SET EXERCISE
Pick out every line that holds the string "here" and copy it.

_ _ _ _

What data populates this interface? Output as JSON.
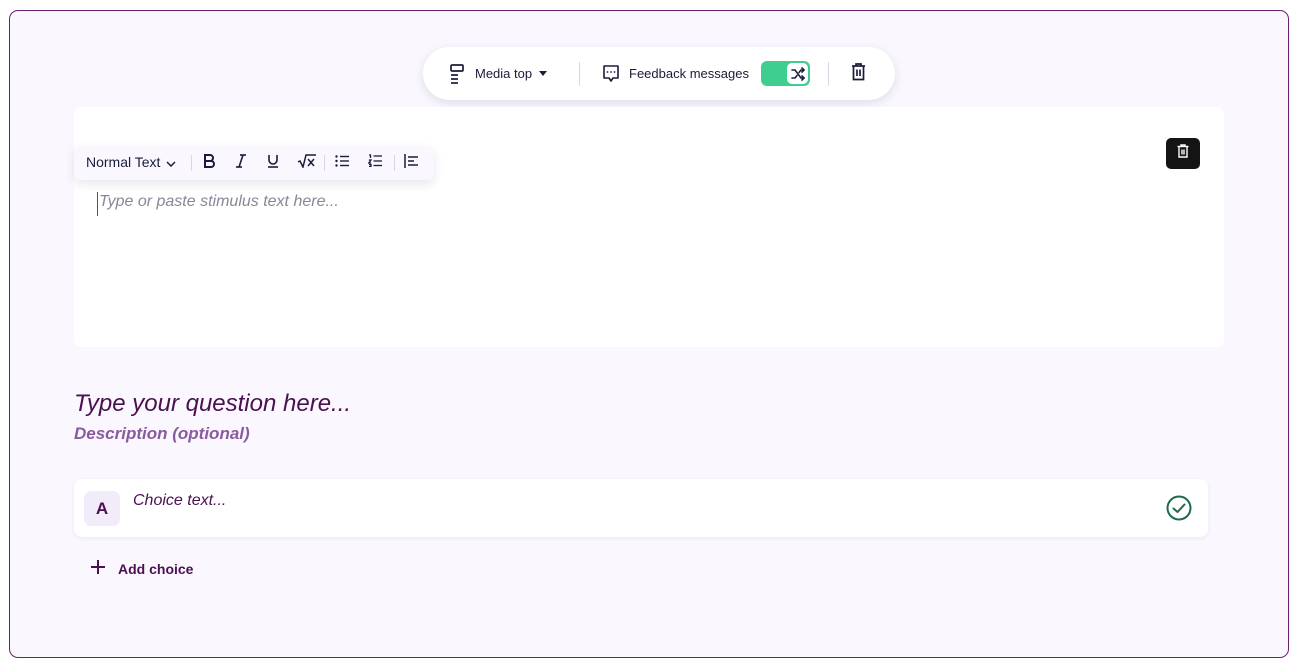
{
  "toolbar": {
    "layout_label": "Media top",
    "feedback_label": "Feedback messages",
    "shuffle_toggle_on": true
  },
  "stimulus": {
    "text_style": "Normal Text",
    "placeholder": "Type or paste stimulus text here..."
  },
  "question": {
    "title_placeholder": "Type your question here...",
    "description_placeholder": "Description (optional)"
  },
  "choices": [
    {
      "letter": "A",
      "placeholder": "Choice text..."
    }
  ],
  "add_choice_label": "Add choice",
  "colors": {
    "frame_border": "#6b1f70",
    "accent_text": "#4a1050",
    "toggle_on": "#3ecf8e",
    "check_green": "#1c6b4a"
  }
}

_ _ _ _

ANSWER
    "placeholder": "Type or paste stimulus text here..."
    "title_placeholder": "Type your question here...",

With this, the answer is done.